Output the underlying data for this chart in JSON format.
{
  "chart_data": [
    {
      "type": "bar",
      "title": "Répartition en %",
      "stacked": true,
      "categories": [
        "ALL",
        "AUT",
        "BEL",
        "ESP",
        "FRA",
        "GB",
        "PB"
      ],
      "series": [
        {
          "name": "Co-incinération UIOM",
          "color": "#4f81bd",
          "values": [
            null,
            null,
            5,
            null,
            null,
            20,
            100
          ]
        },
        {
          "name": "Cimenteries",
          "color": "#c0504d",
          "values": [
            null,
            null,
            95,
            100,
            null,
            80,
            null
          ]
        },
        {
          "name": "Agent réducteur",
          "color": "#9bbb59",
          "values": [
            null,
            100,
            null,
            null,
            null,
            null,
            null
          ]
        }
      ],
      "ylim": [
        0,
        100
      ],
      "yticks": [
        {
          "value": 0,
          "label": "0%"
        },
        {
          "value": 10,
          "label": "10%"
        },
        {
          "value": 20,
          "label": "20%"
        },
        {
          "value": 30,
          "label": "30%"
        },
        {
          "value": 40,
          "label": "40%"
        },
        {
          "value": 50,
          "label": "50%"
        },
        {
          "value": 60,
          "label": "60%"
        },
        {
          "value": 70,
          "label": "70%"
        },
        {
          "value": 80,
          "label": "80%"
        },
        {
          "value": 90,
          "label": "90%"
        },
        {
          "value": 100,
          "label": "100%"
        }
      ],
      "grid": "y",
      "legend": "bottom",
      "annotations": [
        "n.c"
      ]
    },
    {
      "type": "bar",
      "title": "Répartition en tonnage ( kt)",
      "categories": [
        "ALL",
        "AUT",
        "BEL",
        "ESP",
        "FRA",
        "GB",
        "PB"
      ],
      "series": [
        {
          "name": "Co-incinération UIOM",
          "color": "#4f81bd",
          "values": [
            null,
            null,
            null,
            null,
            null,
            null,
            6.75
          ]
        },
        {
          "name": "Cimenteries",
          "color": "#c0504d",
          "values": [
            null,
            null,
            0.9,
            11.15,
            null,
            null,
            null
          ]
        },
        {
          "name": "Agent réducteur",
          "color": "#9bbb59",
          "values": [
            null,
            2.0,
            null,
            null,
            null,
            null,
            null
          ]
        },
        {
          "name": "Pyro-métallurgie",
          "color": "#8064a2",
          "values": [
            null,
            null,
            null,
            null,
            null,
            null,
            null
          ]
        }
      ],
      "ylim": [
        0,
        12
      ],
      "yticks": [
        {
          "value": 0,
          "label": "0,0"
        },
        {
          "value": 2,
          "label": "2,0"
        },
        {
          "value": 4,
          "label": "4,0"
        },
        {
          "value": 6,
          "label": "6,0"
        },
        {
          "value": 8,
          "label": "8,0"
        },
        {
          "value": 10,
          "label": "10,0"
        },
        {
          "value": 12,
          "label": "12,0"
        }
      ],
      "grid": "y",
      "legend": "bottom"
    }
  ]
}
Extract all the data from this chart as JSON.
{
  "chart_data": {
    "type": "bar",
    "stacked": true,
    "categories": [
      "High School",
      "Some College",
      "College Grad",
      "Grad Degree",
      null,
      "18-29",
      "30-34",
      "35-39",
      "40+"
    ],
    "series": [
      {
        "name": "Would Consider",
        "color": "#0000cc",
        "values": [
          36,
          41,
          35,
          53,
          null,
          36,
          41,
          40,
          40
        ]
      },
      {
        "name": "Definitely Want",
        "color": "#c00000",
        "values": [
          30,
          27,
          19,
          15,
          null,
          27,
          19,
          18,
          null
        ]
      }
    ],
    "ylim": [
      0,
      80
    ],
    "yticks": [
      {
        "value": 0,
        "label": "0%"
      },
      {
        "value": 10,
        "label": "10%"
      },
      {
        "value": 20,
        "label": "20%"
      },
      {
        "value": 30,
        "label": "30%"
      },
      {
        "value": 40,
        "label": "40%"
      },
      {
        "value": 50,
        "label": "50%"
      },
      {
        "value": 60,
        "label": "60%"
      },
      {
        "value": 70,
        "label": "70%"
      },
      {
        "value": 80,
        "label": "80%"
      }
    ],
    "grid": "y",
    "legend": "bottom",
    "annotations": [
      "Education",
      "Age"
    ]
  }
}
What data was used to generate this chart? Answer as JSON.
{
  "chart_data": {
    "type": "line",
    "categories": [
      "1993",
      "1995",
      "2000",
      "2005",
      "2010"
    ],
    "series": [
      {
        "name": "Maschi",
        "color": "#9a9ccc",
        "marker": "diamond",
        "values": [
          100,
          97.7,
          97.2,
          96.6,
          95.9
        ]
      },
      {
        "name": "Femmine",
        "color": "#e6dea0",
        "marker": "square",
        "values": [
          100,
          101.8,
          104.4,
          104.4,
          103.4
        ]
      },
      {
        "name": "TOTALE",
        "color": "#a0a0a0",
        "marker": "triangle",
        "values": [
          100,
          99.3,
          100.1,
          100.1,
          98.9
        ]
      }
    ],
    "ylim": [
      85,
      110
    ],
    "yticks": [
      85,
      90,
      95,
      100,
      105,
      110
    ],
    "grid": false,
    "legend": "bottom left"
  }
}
+++++
--- Problem ---
Output exactly the lines above, from the one holding "What data was" through the end of the data, including the first and last.

--- Correct output ---
What data was used to generate this chart? Answer as JSON.
{
  "chart_data": {
    "type": "line",
    "categories": [
      "1993",
      "1995",
      "2000",
      "2005",
      "2010"
    ],
    "series": [
      {
        "name": "Maschi",
        "color": "#9a9ccc",
        "marker": "diamond",
        "values": [
          100,
          97.7,
          97.2,
          96.6,
          95.9
        ]
      },
      {
        "name": "Femmine",
        "color": "#e6dea0",
        "marker": "square",
        "values": [
          100,
          101.8,
          104.4,
          104.4,
          103.4
        ]
      },
      {
        "name": "TOTALE",
        "color": "#a0a0a0",
        "marker": "triangle",
        "values": [
          100,
          99.3,
          100.1,
          100.1,
          98.9
        ]
      }
    ],
    "ylim": [
      85,
      110
    ],
    "yticks": [
      85,
      90,
      95,
      100,
      105,
      110
    ],
    "grid": false,
    "legend": "bottom left"
  }
}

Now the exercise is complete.